### TASK GOAL:
Copy each entry as it stands, leaving nothing out.

### RECORDS FOR THIS EXERCISE:
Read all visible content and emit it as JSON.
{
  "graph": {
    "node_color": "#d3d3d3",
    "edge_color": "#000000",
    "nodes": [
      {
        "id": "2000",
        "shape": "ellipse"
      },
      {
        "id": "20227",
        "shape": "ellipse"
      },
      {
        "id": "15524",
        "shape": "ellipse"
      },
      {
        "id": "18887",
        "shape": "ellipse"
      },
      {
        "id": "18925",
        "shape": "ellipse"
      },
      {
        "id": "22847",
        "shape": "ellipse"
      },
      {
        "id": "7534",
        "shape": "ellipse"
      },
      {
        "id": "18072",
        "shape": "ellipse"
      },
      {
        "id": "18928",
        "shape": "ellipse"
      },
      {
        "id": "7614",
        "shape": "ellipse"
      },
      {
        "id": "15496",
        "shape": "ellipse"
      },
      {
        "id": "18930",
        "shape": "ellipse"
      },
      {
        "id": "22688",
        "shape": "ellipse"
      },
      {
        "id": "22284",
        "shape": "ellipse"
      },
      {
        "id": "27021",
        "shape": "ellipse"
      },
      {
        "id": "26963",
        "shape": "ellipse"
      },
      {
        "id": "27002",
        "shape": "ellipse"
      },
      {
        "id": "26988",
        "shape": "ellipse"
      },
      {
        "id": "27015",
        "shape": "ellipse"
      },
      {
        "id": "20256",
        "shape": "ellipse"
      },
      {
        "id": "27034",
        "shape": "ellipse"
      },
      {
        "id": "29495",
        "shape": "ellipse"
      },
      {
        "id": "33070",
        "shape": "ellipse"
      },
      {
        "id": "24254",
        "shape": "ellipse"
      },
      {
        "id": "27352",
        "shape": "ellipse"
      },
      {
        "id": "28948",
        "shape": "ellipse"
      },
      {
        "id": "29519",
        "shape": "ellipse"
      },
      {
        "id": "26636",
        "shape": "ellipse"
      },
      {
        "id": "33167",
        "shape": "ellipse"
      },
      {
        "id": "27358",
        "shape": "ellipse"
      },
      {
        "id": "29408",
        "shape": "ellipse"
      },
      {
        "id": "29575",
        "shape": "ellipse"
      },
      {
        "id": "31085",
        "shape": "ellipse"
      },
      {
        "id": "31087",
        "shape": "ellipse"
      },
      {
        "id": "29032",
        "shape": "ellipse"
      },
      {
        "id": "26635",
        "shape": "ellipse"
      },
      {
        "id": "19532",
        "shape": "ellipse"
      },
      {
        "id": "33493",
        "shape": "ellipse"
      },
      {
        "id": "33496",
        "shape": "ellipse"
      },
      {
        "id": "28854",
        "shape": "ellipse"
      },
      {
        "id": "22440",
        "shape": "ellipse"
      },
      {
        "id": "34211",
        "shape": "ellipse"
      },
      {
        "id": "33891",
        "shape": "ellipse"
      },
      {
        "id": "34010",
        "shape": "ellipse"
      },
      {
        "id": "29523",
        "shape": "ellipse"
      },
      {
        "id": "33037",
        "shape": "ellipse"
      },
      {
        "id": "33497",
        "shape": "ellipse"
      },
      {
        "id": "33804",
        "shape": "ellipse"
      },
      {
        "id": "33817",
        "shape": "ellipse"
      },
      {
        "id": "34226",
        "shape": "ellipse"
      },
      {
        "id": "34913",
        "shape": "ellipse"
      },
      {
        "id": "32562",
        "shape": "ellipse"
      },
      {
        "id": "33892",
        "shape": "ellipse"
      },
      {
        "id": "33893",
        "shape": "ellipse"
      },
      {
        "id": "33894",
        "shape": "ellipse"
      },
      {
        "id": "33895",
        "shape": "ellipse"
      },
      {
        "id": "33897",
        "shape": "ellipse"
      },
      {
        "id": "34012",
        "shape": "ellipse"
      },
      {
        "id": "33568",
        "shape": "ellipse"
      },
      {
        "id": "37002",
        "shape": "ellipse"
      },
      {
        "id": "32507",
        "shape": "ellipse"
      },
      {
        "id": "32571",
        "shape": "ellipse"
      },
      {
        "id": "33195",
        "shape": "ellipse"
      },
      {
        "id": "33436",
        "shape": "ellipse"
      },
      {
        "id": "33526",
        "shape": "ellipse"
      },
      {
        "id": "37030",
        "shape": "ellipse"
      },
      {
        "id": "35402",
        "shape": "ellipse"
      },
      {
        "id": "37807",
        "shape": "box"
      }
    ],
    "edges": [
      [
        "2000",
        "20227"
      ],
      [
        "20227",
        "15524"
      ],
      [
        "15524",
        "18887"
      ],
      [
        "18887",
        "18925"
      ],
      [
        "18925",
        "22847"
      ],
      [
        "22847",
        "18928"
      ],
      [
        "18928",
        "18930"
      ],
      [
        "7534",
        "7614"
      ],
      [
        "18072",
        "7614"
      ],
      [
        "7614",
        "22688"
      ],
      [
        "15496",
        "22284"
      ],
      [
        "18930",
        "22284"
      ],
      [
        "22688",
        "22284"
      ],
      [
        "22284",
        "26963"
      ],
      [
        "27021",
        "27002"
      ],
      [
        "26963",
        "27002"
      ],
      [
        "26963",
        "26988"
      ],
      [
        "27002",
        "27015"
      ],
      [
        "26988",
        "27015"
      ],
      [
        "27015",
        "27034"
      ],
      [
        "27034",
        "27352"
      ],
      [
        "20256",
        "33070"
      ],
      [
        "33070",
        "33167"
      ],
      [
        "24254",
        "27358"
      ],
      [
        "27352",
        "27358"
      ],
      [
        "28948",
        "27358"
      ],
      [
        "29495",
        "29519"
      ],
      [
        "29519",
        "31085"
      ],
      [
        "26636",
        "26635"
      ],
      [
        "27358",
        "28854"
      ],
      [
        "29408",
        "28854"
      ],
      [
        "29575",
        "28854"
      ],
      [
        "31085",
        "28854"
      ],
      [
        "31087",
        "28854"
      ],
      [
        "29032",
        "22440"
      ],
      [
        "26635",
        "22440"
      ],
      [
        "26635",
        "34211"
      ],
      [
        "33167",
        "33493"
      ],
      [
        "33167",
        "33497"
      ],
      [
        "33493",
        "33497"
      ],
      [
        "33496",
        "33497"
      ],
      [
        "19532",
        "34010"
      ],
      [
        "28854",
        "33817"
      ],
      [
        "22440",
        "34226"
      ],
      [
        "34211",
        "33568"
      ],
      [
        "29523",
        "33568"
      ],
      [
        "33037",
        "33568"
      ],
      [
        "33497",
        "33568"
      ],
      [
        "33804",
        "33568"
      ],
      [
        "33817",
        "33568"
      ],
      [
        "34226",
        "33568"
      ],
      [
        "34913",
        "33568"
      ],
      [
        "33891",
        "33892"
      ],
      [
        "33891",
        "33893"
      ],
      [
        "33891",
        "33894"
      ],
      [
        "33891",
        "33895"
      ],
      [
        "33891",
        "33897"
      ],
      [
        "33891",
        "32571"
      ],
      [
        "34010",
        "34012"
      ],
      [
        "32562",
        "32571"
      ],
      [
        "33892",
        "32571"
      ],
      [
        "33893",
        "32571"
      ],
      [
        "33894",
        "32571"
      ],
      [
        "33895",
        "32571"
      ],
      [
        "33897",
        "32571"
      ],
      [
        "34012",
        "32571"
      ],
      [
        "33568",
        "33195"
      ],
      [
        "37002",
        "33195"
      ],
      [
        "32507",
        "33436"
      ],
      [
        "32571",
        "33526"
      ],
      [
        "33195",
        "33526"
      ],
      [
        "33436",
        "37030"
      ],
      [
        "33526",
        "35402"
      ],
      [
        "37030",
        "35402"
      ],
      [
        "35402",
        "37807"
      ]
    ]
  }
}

### WRITTEN SOLUTION:
Read all visible content and emit it as JSON.
{
  "graph": {
    "node_color": "#d3d3d3",
    "edge_color": "#000000",
    "nodes": [
      {
        "id": "2000",
        "shape": "ellipse"
      },
      {
        "id": "20227",
        "shape": "ellipse"
      },
      {
        "id": "15524",
        "shape": "ellipse"
      },
      {
        "id": "18887",
        "shape": "ellipse"
      },
      {
        "id": "18925",
        "shape": "ellipse"
      },
      {
        "id": "22847",
        "shape": "ellipse"
      },
      {
        "id": "7534",
        "shape": "ellipse"
      },
      {
        "id": "18072",
        "shape": "ellipse"
      },
      {
        "id": "18928",
        "shape": "ellipse"
      },
      {
        "id": "7614",
        "shape": "ellipse"
      },
      {
        "id": "15496",
        "shape": "ellipse"
      },
      {
        "id": "18930",
        "shape": "ellipse"
      },
      {
        "id": "22688",
        "shape": "ellipse"
      },
      {
        "id": "22284",
        "shape": "ellipse"
      },
      {
        "id": "27021",
        "shape": "ellipse"
      },
      {
        "id": "26963",
        "shape": "ellipse"
      },
      {
        "id": "27002",
        "shape": "ellipse"
      },
      {
        "id": "26988",
        "shape": "ellipse"
      },
      {
        "id": "27015",
        "shape": "ellipse"
      },
      {
        "id": "20256",
        "shape": "ellipse"
      },
      {
        "id": "27034",
        "shape": "ellipse"
      },
      {
        "id": "29495",
        "shape": "ellipse"
      },
      {
        "id": "33070",
        "shape": "ellipse"
      },
      {
        "id": "24254",
        "shape": "ellipse"
      },
      {
        "id": "27352",
        "shape": "ellipse"
      },
      {
        "id": "28948",
        "shape": "ellipse"
      },
      {
        "id": "29519",
        "shape": "ellipse"
      },
      {
        "id": "26636",
        "shape": "ellipse"
      },
      {
        "id": "33167",
        "shape": "ellipse"
      },
      {
        "id": "27358",
        "shape": "ellipse"
      },
      {
        "id": "29408",
        "shape": "ellipse"
      },
      {
        "id": "29575",
        "shape": "ellipse"
      },
      {
        "id": "31085",
        "shape": "ellipse"
      },
      {
        "id": "31087",
        "shape": "ellipse"
      },
      {
        "id": "29032",
        "shape": "ellipse"
      },
      {
        "id": "26635",
        "shape": "ellipse"
      },
      {
        "id": "19532",
        "shape": "ellipse"
      },
      {
        "id": "33493",
        "shape": "ellipse"
      },
      {
        "id": "33496",
        "shape": "ellipse"
      },
      {
        "id": "28854",
        "shape": "ellipse"
      },
      {
        "id": "22440",
        "shape": "ellipse"
      },
      {
        "id": "34211",
        "shape": "ellipse"
      },
      {
        "id": "33891",
        "shape": "ellipse"
      },
      {
        "id": "34010",
        "shape": "ellipse"
      },
      {
        "id": "29523",
        "shape": "ellipse"
      },
      {
        "id": "33037",
        "shape": "ellipse"
      },
      {
        "id": "33497",
        "shape": "ellipse"
      },
      {
        "id": "33804",
        "shape": "ellipse"
      },
      {
        "id": "33817",
        "shape": "ellipse"
      },
      {
        "id": "34226",
        "shape": "ellipse"
      },
      {
        "id": "34913",
        "shape": "ellipse"
      },
      {
        "id": "32562",
        "shape": "ellipse"
      },
      {
        "id": "33892",
        "shape": "ellipse"
      },
      {
        "id": "33893",
        "shape": "ellipse"
      },
      {
        "id": "33894",
        "shape": "ellipse"
      },
      {
        "id": "33895",
        "shape": "ellipse"
      },
      {
        "id": "33897",
        "shape": "ellipse"
      },
      {
        "id": "34012",
        "shape": "ellipse"
      },
      {
        "id": "33568",
        "shape": "ellipse"
      },
      {
        "id": "37002",
        "shape": "ellipse"
      },
      {
        "id": "32507",
        "shape": "ellipse"
      },
      {
        "id": "32571",
        "shape": "ellipse"
      },
      {
        "id": "33195",
        "shape": "ellipse"
      },
      {
        "id": "33436",
        "shape": "ellipse"
      },
      {
        "id": "33526",
        "shape": "ellipse"
      },
      {
        "id": "37030",
        "shape": "ellipse"
      },
      {
        "id": "35402",
        "shape": "ellipse"
      },
      {
        "id": "37807",
        "shape": "box"
      }
    ],
    "edges": [
      [
        "2000",
        "20227"
      ],
      [
        "20227",
        "15524"
      ],
      [
        "15524",
        "18887"
      ],
      [
        "18887",
        "18925"
      ],
      [
        "18925",
        "22847"
      ],
      [
        "22847",
        "18928"
      ],
      [
        "18928",
        "18930"
      ],
      [
        "7534",
        "7614"
      ],
      [
        "18072",
        "7614"
      ],
      [
        "7614",
        "22688"
      ],
      [
        "15496",
        "22284"
      ],
      [
        "18930",
        "22284"
      ],
      [
        "22688",
        "22284"
      ],
      [
        "22284",
        "26963"
      ],
      [
        "27021",
        "27002"
      ],
      [
        "26963",
        "27002"
      ],
      [
        "26963",
        "26988"
      ],
      [
        "27002",
        "27015"
      ],
      [
        "26988",
        "27015"
      ],
      [
        "27015",
        "27034"
      ],
      [
        "27034",
        "27352"
      ],
      [
        "20256",
        "33070"
      ],
      [
        "33070",
        "33167"
      ],
      [
        "24254",
        "27358"
      ],
      [
        "27352",
        "27358"
      ],
      [
        "28948",
        "27358"
      ],
      [
        "29495",
        "29519"
      ],
      [
        "29519",
        "31085"
      ],
      [
        "26636",
        "26635"
      ],
      [
        "27358",
        "28854"
      ],
      [
        "29408",
        "28854"
      ],
      [
        "29575",
        "28854"
      ],
      [
        "31085",
        "28854"
      ],
      [
        "31087",
        "28854"
      ],
      [
        "29032",
        "22440"
      ],
      [
        "26635",
        "22440"
      ],
      [
        "26635",
        "34211"
      ],
      [
        "33167",
        "33493"
      ],
      [
        "33167",
        "33497"
      ],
      [
        "33493",
        "33497"
      ],
      [
        "33496",
        "33497"
      ],
      [
        "19532",
        "34010"
      ],
      [
        "28854",
        "33817"
      ],
      [
        "22440",
        "34226"
      ],
      [
        "34211",
        "33568"
      ],
      [
        "29523",
        "33568"
      ],
      [
        "33037",
        "33568"
      ],
      [
        "33497",
        "33568"
      ],
      [
        "33804",
        "33568"
      ],
      [
        "33817",
        "33568"
      ],
      [
        "34226",
        "33568"
      ],
      [
        "34913",
        "33568"
      ],
      [
        "33891",
        "33892"
      ],
      [
        "33891",
        "33893"
      ],
      [
        "33891",
        "33894"
      ],
      [
        "33891",
        "33895"
      ],
      [
        "33891",
        "33897"
      ],
      [
        "33891",
        "32571"
      ],
      [
        "34010",
        "34012"
      ],
      [
        "32562",
        "32571"
      ],
      [
        "33892",
        "32571"
      ],
      [
        "33893",
        "32571"
      ],
      [
        "33894",
        "32571"
      ],
      [
        "33895",
        "32571"
      ],
      [
        "33897",
        "32571"
      ],
      [
        "34012",
        "32571"
      ],
      [
        "33568",
        "33195"
      ],
      [
        "37002",
        "33195"
      ],
      [
        "32507",
        "33436"
      ],
      [
        "32571",
        "33526"
      ],
      [
        "33195",
        "33526"
      ],
      [
        "33436",
        "37030"
      ],
      [
        "33526",
        "35402"
      ],
      [
        "37030",
        "35402"
      ],
      [
        "35402",
        "37807"
      ]
    ]
  }
}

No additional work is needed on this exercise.